• **GIVEN DATA**:
-------------------------

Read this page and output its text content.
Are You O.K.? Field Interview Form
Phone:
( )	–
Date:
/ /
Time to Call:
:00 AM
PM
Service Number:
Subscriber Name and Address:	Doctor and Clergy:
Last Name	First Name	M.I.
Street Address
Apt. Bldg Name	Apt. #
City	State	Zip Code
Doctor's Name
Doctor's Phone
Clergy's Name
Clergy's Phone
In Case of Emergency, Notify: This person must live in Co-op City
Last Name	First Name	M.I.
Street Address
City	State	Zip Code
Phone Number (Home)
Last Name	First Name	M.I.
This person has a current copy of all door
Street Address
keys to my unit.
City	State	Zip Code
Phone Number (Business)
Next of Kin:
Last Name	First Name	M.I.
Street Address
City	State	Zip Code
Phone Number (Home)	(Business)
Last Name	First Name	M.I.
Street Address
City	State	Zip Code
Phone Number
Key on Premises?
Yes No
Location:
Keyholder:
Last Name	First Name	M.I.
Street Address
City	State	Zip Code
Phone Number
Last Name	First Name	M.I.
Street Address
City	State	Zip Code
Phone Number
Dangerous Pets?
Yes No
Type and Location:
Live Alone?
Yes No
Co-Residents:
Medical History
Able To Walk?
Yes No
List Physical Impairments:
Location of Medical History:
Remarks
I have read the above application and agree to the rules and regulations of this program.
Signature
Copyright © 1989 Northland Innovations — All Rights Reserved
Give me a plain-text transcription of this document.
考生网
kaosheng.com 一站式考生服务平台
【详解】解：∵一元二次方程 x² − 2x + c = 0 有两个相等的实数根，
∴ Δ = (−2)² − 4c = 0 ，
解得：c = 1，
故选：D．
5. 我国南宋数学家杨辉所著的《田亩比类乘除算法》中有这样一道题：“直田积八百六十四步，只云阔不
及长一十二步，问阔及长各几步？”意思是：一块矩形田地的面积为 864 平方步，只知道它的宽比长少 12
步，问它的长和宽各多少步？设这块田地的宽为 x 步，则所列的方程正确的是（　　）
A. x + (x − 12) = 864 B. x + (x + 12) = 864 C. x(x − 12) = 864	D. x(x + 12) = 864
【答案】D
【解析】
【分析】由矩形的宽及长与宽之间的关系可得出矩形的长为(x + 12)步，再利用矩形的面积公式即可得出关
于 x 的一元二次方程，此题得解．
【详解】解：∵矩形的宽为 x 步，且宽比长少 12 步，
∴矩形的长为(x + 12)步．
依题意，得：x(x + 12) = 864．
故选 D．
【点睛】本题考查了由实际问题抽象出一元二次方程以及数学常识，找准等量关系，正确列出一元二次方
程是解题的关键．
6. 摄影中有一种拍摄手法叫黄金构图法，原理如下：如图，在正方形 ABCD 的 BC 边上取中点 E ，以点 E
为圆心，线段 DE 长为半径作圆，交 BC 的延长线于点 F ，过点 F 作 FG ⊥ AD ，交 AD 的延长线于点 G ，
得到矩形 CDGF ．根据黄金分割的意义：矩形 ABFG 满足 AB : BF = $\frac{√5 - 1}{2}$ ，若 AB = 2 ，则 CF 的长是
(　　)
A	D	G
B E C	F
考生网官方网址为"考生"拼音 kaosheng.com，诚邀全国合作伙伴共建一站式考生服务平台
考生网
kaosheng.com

-------------------------

• **GIVEN EXERCISE**: Each entry must be reproduced verbatim.

• **RESULT BELOW**:
Read this page and output its text content.
Are You O.K.? Field Interview Form
Phone:
( )	–
Date:
/ /
Time to Call:
:00 AM
PM
Service Number:
Subscriber Name and Address:	Doctor and Clergy:
Last Name	First Name	M.I.
Street Address
Apt. Bldg Name	Apt. #
City	State	Zip Code
Doctor's Name
Doctor's Phone
Clergy's Name
Clergy's Phone
In Case of Emergency, Notify: This person must live in Co-op City
Last Name	First Name	M.I.
Street Address
City	State	Zip Code
Phone Number (Home)
Last Name	First Name	M.I.
This person has a current copy of all door
Street Address
keys to my unit.
City	State	Zip Code
Phone Number (Business)
Next of Kin:
Last Name	First Name	M.I.
Street Address
City	State	Zip Code
Phone Number (Home)	(Business)
Last Name	First Name	M.I.
Street Address
City	State	Zip Code
Phone Number
Key on Premises?
Yes No
Location:
Keyholder:
Last Name	First Name	M.I.
Street Address
City	State	Zip Code
Phone Number
Last Name	First Name	M.I.
Street Address
City	State	Zip Code
Phone Number
Dangerous Pets?
Yes No
Type and Location:
Live Alone?
Yes No
Co-Residents:
Medical History
Able To Walk?
Yes No
List Physical Impairments:
Location of Medical History:
Remarks
I have read the above application and agree to the rules and regulations of this program.
Signature
Copyright © 1989 Northland Innovations — All Rights Reserved
Give me a plain-text transcription of this document.
考生网
kaosheng.com 一站式考生服务平台
【详解】解：∵一元二次方程 x² − 2x + c = 0 有两个相等的实数根，
∴ Δ = (−2)² − 4c = 0 ，
解得：c = 1，
故选：D．
5. 我国南宋数学家杨辉所著的《田亩比类乘除算法》中有这样一道题：“直田积八百六十四步，只云阔不
及长一十二步，问阔及长各几步？”意思是：一块矩形田地的面积为 864 平方步，只知道它的宽比长少 12
步，问它的长和宽各多少步？设这块田地的宽为 x 步，则所列的方程正确的是（　　）
A. x + (x − 12) = 864 B. x + (x + 12) = 864 C. x(x − 12) = 864	D. x(x + 12) = 864
【答案】D
【解析】
【分析】由矩形的宽及长与宽之间的关系可得出矩形的长为(x + 12)步，再利用矩形的面积公式即可得出关
于 x 的一元二次方程，此题得解．
【详解】解：∵矩形的宽为 x 步，且宽比长少 12 步，
∴矩形的长为(x + 12)步．
依题意，得：x(x + 12) = 864．
故选 D．
【点睛】本题考查了由实际问题抽象出一元二次方程以及数学常识，找准等量关系，正确列出一元二次方
程是解题的关键．
6. 摄影中有一种拍摄手法叫黄金构图法，原理如下：如图，在正方形 ABCD 的 BC 边上取中点 E ，以点 E
为圆心，线段 DE 长为半径作圆，交 BC 的延长线于点 F ，过点 F 作 FG ⊥ AD ，交 AD 的延长线于点 G ，
得到矩形 CDGF ．根据黄金分割的意义：矩形 ABFG 满足 AB : BF = $\frac{√5 - 1}{2}$ ，若 AB = 2 ，则 CF 的长是
(　　)
A	D	G
B E C	F
考生网官方网址为"考生"拼音 kaosheng.com，诚邀全国合作伙伴共建一站式考生服务平台
考生网
kaosheng.com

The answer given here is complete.